> Job
Using the listing below, extract each line that has the word "television" in it.

^^^^^^^^

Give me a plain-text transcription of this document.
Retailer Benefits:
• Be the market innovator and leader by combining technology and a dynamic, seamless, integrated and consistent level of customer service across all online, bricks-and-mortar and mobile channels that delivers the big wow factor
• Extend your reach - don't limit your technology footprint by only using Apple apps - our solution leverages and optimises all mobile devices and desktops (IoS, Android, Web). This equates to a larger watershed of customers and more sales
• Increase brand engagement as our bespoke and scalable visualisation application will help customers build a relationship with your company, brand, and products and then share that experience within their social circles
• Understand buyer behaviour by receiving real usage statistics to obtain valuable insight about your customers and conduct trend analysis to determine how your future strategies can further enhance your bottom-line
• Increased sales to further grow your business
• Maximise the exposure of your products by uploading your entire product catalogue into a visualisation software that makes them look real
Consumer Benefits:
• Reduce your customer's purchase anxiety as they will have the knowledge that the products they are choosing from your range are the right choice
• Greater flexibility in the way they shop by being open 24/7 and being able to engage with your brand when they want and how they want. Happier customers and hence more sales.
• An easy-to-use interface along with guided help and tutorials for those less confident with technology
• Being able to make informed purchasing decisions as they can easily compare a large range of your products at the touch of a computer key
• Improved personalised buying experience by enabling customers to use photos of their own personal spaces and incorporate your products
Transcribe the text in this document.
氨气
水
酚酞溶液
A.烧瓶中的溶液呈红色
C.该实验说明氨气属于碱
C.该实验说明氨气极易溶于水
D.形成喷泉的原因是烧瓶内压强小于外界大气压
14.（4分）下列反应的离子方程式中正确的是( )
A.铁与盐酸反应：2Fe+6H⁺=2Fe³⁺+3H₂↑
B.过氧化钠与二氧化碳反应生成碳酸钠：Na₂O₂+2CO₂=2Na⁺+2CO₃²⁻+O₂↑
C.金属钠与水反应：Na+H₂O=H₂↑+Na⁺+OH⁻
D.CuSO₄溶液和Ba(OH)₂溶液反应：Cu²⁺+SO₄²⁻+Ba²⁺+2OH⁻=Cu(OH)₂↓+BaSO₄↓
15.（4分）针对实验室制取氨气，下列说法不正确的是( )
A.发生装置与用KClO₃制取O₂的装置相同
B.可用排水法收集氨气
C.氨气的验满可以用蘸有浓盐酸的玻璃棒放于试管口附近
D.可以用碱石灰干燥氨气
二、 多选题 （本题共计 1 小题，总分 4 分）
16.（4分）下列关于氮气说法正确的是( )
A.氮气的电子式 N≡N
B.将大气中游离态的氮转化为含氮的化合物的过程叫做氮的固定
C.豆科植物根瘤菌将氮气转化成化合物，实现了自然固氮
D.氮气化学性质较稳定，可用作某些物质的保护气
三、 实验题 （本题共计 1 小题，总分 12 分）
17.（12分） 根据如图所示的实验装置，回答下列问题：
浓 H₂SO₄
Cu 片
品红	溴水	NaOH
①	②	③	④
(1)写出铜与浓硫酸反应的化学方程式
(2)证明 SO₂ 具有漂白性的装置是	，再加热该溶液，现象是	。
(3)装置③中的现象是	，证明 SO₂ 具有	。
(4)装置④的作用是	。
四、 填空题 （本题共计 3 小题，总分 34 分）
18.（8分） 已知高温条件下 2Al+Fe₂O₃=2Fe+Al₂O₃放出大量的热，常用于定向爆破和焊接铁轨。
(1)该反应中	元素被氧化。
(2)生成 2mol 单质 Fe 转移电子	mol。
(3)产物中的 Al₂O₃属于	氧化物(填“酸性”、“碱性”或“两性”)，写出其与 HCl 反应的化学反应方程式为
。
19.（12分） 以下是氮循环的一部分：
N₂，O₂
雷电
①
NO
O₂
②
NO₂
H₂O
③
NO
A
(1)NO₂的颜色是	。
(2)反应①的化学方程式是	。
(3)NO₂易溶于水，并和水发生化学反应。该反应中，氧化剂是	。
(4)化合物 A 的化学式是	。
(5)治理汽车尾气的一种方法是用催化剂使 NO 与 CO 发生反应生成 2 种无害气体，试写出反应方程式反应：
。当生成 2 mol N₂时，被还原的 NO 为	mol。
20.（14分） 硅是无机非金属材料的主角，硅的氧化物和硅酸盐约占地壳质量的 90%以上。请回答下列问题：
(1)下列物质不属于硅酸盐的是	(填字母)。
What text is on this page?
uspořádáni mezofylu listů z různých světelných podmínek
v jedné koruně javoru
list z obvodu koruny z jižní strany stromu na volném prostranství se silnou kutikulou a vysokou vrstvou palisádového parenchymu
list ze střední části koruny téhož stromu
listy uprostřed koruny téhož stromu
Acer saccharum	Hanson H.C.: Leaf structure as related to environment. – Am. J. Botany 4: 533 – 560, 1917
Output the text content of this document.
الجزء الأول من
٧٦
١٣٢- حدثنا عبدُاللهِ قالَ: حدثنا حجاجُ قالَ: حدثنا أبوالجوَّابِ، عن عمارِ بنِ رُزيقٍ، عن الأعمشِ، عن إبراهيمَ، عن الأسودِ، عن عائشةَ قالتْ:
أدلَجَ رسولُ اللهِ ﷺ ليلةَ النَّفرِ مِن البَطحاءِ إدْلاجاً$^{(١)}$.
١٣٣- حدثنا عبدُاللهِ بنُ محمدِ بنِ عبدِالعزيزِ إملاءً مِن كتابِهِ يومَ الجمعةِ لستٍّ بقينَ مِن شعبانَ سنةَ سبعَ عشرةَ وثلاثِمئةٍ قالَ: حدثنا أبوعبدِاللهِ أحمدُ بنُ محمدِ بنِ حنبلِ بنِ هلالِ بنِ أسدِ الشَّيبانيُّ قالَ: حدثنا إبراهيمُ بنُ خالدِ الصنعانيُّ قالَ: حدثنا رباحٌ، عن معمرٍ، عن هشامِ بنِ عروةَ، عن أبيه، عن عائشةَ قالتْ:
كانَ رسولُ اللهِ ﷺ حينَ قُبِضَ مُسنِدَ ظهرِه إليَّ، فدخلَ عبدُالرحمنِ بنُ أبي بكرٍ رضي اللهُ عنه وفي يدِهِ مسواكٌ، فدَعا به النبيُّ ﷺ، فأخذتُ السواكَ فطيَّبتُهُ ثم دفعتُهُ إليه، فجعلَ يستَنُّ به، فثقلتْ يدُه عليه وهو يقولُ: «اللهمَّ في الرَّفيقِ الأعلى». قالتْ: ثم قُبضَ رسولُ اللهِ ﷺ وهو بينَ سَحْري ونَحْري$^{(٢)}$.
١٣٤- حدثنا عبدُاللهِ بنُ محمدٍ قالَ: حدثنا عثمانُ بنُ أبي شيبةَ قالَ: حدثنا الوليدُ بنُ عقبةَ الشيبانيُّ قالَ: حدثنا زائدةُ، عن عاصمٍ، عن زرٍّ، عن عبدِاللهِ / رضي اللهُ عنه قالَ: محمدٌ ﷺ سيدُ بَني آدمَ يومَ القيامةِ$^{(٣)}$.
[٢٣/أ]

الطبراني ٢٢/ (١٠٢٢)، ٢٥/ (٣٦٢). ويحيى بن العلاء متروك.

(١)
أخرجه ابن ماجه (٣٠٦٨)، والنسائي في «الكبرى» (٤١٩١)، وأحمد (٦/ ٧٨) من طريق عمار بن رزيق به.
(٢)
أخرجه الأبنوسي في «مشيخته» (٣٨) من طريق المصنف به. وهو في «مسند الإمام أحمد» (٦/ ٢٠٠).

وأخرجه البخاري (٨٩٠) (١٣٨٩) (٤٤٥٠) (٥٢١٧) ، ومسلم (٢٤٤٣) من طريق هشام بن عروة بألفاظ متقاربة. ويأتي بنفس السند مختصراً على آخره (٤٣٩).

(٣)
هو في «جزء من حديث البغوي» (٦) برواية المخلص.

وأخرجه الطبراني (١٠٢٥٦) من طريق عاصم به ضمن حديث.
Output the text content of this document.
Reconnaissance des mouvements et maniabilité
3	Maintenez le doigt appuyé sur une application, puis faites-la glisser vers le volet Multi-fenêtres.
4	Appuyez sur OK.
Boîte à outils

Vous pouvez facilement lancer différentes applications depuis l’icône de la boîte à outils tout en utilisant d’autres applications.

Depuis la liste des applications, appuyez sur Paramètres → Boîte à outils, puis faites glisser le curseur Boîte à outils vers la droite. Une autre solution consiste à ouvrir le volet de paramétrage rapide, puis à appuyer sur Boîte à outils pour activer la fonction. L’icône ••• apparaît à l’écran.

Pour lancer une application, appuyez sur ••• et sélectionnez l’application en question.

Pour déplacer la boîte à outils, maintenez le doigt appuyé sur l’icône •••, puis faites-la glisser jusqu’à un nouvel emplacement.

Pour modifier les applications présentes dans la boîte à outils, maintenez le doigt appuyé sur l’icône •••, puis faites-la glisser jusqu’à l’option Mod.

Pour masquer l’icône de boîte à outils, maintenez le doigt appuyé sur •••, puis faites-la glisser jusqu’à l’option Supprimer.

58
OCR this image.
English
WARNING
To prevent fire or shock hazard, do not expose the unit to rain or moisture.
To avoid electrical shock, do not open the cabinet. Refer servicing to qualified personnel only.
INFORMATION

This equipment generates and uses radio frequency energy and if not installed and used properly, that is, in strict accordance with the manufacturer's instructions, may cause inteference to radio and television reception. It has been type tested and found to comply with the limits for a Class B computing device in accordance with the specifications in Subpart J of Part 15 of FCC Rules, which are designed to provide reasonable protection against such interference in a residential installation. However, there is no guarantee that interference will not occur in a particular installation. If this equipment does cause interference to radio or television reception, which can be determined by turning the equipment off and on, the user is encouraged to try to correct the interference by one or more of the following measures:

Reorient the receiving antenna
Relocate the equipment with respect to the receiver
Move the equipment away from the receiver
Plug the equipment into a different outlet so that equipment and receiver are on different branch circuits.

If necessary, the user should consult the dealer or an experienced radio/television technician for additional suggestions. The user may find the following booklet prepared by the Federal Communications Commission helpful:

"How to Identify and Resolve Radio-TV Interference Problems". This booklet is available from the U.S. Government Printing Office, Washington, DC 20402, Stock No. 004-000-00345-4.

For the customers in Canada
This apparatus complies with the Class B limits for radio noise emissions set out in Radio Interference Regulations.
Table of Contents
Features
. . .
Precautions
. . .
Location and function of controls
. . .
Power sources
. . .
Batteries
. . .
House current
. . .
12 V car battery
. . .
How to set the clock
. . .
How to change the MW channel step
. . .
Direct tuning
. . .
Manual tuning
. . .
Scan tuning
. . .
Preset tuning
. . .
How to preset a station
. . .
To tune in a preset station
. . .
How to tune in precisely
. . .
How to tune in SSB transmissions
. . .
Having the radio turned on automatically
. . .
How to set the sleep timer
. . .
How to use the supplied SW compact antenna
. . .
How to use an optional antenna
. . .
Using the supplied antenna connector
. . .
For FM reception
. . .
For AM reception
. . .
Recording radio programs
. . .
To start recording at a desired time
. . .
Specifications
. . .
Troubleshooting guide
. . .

^^^^^^^^

> The answer
This equipment generates and uses radio frequency energy and if not installed and used properly, that is, in strict accordance with the manufacturer's instructions, may cause inteference to radio and television reception. It has been type tested and found to comply with the limits for a Class B computing device in accordance with the specifications in Subpart J of Part 15 of FCC Rules, which are designed to provide reasonable protection against such interference in a residential installation. However, there is no guarantee that interference will not occur in a particular installation. If this equipment does cause interference to radio or television reception, which can be determined by turning the equipment off and on, the user is encouraged to try to correct the interference by one or more of the following measures:
If necessary, the user should consult the dealer or an experienced radio/television technician for additional suggestions. The user may find the following booklet prepared by the Federal Communications Commission helpful:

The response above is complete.